Your goal -
Give back each entry unchanged, minus pictures.

Record excerpts -
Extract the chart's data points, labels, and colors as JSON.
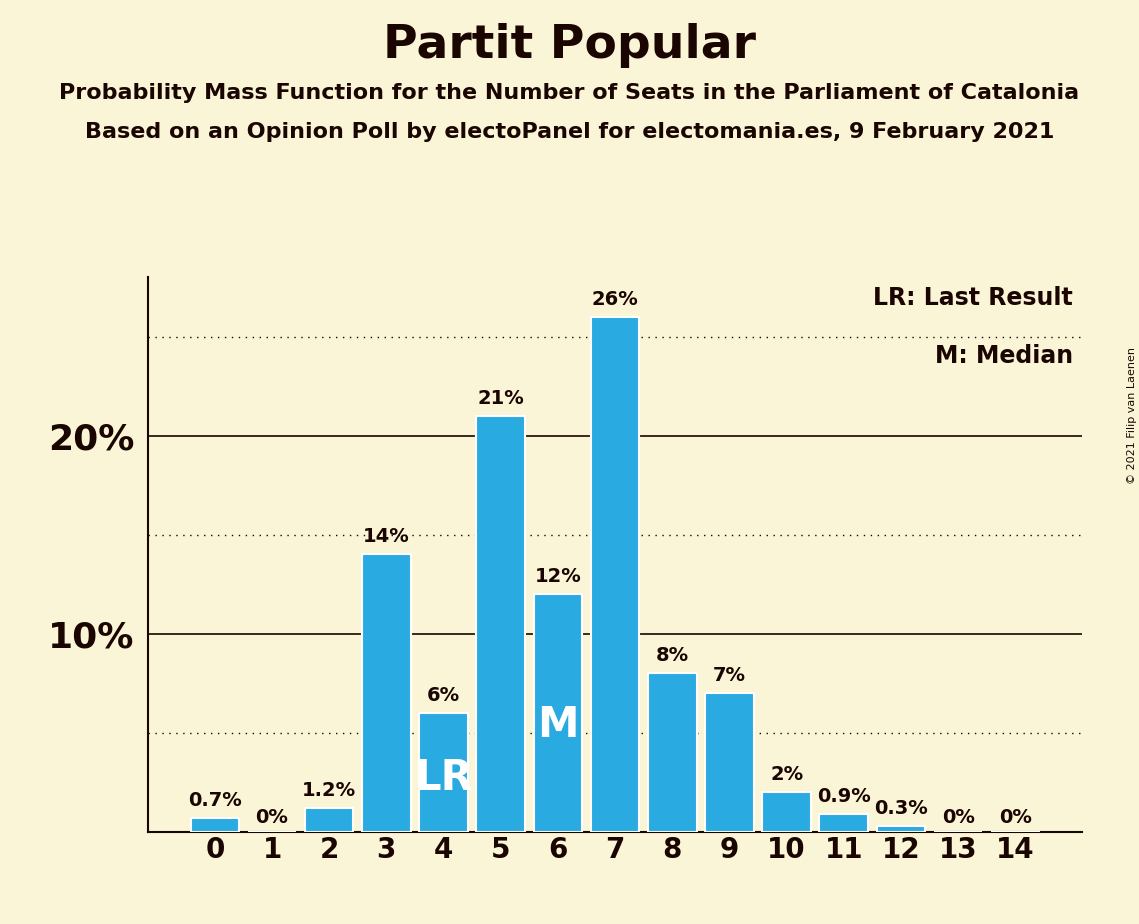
{
  "title": "Partit Popular",
  "subtitle1": "Probability Mass Function for the Number of Seats in the Parliament of Catalonia",
  "subtitle2": "Based on an Opinion Poll by electoPanel for electomania.es, 9 February 2021",
  "copyright": "© 2021 Filip van Laenen",
  "categories": [
    0,
    1,
    2,
    3,
    4,
    5,
    6,
    7,
    8,
    9,
    10,
    11,
    12,
    13,
    14
  ],
  "values": [
    0.7,
    0.0,
    1.2,
    14.0,
    6.0,
    21.0,
    12.0,
    26.0,
    8.0,
    7.0,
    2.0,
    0.9,
    0.3,
    0.0,
    0.0
  ],
  "labels": [
    "0.7%",
    "0%",
    "1.2%",
    "14%",
    "6%",
    "21%",
    "12%",
    "26%",
    "8%",
    "7%",
    "2%",
    "0.9%",
    "0.3%",
    "0%",
    "0%"
  ],
  "bar_color": "#29abe2",
  "background_color": "#faf5d7",
  "text_color": "#1a0500",
  "bar_edge_color": "#ffffff",
  "lr_seat": 4,
  "median_seat": 6,
  "legend_lr": "LR: Last Result",
  "legend_m": "M: Median",
  "ylim": [
    0,
    28
  ],
  "solid_yticks": [
    10,
    20
  ],
  "dotted_yticks": [
    5,
    15,
    25
  ],
  "title_fontsize": 34,
  "subtitle_fontsize": 16,
  "label_fontsize": 14,
  "axis_tick_fontsize": 20,
  "ytick_fontsize": 26,
  "legend_fontsize": 17,
  "lr_m_fontsize": 30,
  "copyright_fontsize": 8
}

Finished task -
Extract the chart's data points, labels, and colors as JSON.
{
  "title": "Partit Popular",
  "subtitle1": "Probability Mass Function for the Number of Seats in the Parliament of Catalonia",
  "subtitle2": "Based on an Opinion Poll by electoPanel for electomania.es, 9 February 2021",
  "copyright": "© 2021 Filip van Laenen",
  "categories": [
    0,
    1,
    2,
    3,
    4,
    5,
    6,
    7,
    8,
    9,
    10,
    11,
    12,
    13,
    14
  ],
  "values": [
    0.7,
    0.0,
    1.2,
    14.0,
    6.0,
    21.0,
    12.0,
    26.0,
    8.0,
    7.0,
    2.0,
    0.9,
    0.3,
    0.0,
    0.0
  ],
  "labels": [
    "0.7%",
    "0%",
    "1.2%",
    "14%",
    "6%",
    "21%",
    "12%",
    "26%",
    "8%",
    "7%",
    "2%",
    "0.9%",
    "0.3%",
    "0%",
    "0%"
  ],
  "bar_color": "#29abe2",
  "background_color": "#faf5d7",
  "text_color": "#1a0500",
  "bar_edge_color": "#ffffff",
  "lr_seat": 4,
  "median_seat": 6,
  "legend_lr": "LR: Last Result",
  "legend_m": "M: Median",
  "ylim": [
    0,
    28
  ],
  "solid_yticks": [
    10,
    20
  ],
  "dotted_yticks": [
    5,
    15,
    25
  ],
  "title_fontsize": 34,
  "subtitle_fontsize": 16,
  "label_fontsize": 14,
  "axis_tick_fontsize": 20,
  "ytick_fontsize": 26,
  "legend_fontsize": 17,
  "lr_m_fontsize": 30,
  "copyright_fontsize": 8
}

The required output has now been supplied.